Task objective:
Copy every record below exactly as written, but leave out the pictures.

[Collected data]
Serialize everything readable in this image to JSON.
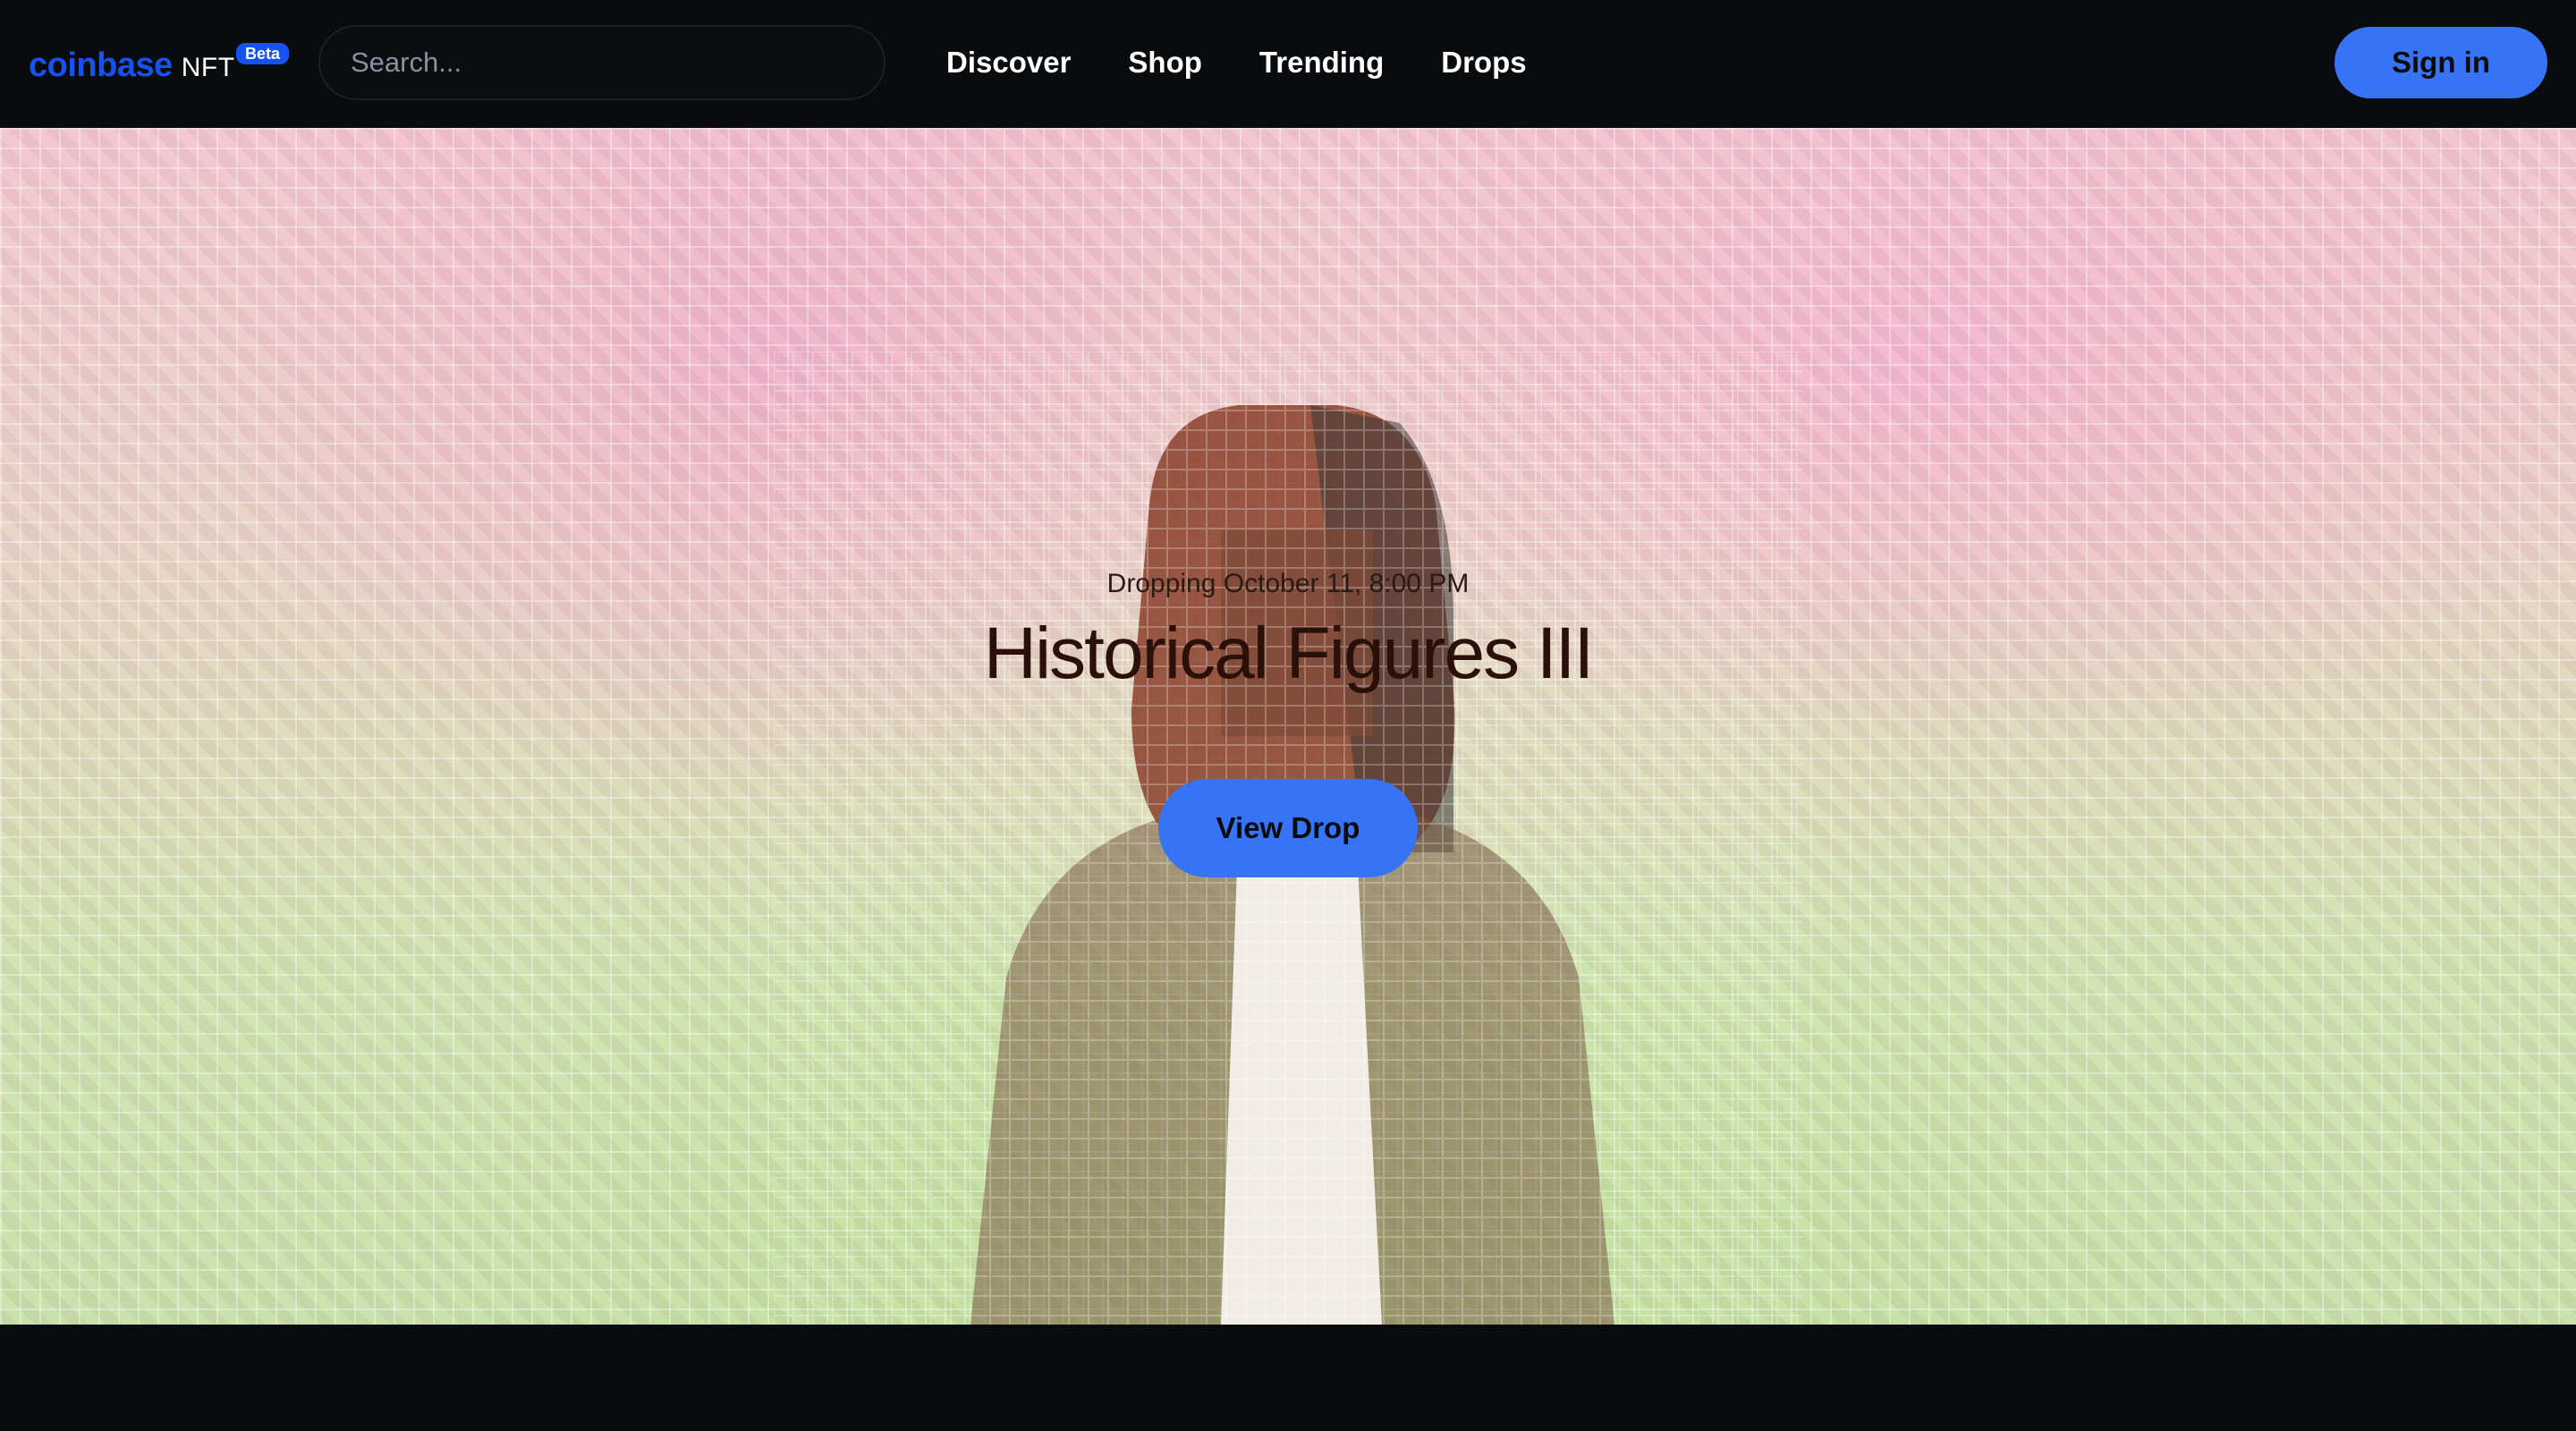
{
  "header": {
    "logo_word": "coinbase",
    "logo_suffix": "NFT",
    "beta_badge": "Beta",
    "search_placeholder": "Search...",
    "nav": [
      {
        "label": "Discover"
      },
      {
        "label": "Shop"
      },
      {
        "label": "Trending"
      },
      {
        "label": "Drops"
      }
    ],
    "signin_label": "Sign in"
  },
  "hero": {
    "drop_date": "Dropping October 11, 8:00 PM",
    "title": "Historical Figures III",
    "cta_label": "View Drop"
  },
  "colors": {
    "background": "#0a0b0d",
    "brand_blue": "#1652f0",
    "button_blue": "#3773f5"
  }
}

Solution for this task:
Serialize everything readable in this image to JSON.
{
  "header": {
    "logo_word": "coinbase",
    "logo_suffix": "NFT",
    "beta_badge": "Beta",
    "search_placeholder": "Search...",
    "nav": [
      {
        "label": "Discover"
      },
      {
        "label": "Shop"
      },
      {
        "label": "Trending"
      },
      {
        "label": "Drops"
      }
    ],
    "signin_label": "Sign in"
  },
  "hero": {
    "drop_date": "Dropping October 11, 8:00 PM",
    "title": "Historical Figures III",
    "cta_label": "View Drop"
  },
  "colors": {
    "background": "#0a0b0d",
    "brand_blue": "#1652f0",
    "button_blue": "#3773f5"
  }
}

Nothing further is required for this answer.